Send back the entries below exactly as they appear.

───

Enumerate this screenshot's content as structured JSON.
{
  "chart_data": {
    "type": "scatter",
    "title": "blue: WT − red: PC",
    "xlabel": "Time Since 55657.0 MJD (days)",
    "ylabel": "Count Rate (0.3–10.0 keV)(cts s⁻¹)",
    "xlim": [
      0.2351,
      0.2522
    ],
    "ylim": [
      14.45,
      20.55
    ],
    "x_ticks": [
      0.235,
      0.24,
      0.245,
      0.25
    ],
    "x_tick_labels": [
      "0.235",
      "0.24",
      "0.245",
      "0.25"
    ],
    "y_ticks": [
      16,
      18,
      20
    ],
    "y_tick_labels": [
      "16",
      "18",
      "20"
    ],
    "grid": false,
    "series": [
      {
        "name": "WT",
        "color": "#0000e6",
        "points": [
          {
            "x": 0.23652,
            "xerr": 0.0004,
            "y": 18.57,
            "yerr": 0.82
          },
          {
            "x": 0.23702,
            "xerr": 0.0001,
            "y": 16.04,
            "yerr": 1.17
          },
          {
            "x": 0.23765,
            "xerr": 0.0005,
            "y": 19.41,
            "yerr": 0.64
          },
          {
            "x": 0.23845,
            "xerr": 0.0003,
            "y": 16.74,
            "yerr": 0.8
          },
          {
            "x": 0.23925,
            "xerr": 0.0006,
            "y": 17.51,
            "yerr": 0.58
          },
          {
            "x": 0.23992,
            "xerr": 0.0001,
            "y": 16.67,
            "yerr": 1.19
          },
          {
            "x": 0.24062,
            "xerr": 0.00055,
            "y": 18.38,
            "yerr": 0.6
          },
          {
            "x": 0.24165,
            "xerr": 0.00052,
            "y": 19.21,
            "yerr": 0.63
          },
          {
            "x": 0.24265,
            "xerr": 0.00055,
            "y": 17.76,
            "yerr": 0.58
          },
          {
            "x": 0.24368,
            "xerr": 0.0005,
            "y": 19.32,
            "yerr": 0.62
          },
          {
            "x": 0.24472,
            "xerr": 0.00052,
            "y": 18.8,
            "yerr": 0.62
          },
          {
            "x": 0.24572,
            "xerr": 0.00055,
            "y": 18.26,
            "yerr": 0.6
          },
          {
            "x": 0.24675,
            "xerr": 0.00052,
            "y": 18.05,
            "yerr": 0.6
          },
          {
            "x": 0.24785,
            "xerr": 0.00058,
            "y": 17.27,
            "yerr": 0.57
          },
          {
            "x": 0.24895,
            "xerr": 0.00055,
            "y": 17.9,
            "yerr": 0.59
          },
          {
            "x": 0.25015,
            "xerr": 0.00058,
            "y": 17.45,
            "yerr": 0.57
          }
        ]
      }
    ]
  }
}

───

● SOLUTION:
Enumerate this screenshot's content as structured JSON.
{
  "chart_data": {
    "type": "scatter",
    "title": "blue: WT − red: PC",
    "xlabel": "Time Since 55657.0 MJD (days)",
    "ylabel": "Count Rate (0.3–10.0 keV)(cts s⁻¹)",
    "xlim": [
      0.2351,
      0.2522
    ],
    "ylim": [
      14.45,
      20.55
    ],
    "x_ticks": [
      0.235,
      0.24,
      0.245,
      0.25
    ],
    "x_tick_labels": [
      "0.235",
      "0.24",
      "0.245",
      "0.25"
    ],
    "y_ticks": [
      16,
      18,
      20
    ],
    "y_tick_labels": [
      "16",
      "18",
      "20"
    ],
    "grid": false,
    "series": [
      {
        "name": "WT",
        "color": "#0000e6",
        "points": [
          {
            "x": 0.23652,
            "xerr": 0.0004,
            "y": 18.57,
            "yerr": 0.82
          },
          {
            "x": 0.23702,
            "xerr": 0.0001,
            "y": 16.04,
            "yerr": 1.17
          },
          {
            "x": 0.23765,
            "xerr": 0.0005,
            "y": 19.41,
            "yerr": 0.64
          },
          {
            "x": 0.23845,
            "xerr": 0.0003,
            "y": 16.74,
            "yerr": 0.8
          },
          {
            "x": 0.23925,
            "xerr": 0.0006,
            "y": 17.51,
            "yerr": 0.58
          },
          {
            "x": 0.23992,
            "xerr": 0.0001,
            "y": 16.67,
            "yerr": 1.19
          },
          {
            "x": 0.24062,
            "xerr": 0.00055,
            "y": 18.38,
            "yerr": 0.6
          },
          {
            "x": 0.24165,
            "xerr": 0.00052,
            "y": 19.21,
            "yerr": 0.63
          },
          {
            "x": 0.24265,
            "xerr": 0.00055,
            "y": 17.76,
            "yerr": 0.58
          },
          {
            "x": 0.24368,
            "xerr": 0.0005,
            "y": 19.32,
            "yerr": 0.62
          },
          {
            "x": 0.24472,
            "xerr": 0.00052,
            "y": 18.8,
            "yerr": 0.62
          },
          {
            "x": 0.24572,
            "xerr": 0.00055,
            "y": 18.26,
            "yerr": 0.6
          },
          {
            "x": 0.24675,
            "xerr": 0.00052,
            "y": 18.05,
            "yerr": 0.6
          },
          {
            "x": 0.24785,
            "xerr": 0.00058,
            "y": 17.27,
            "yerr": 0.57
          },
          {
            "x": 0.24895,
            "xerr": 0.00055,
            "y": 17.9,
            "yerr": 0.59
          },
          {
            "x": 0.25015,
            "xerr": 0.00058,
            "y": 17.45,
            "yerr": 0.57
          }
        ]
      }
    ]
  }
}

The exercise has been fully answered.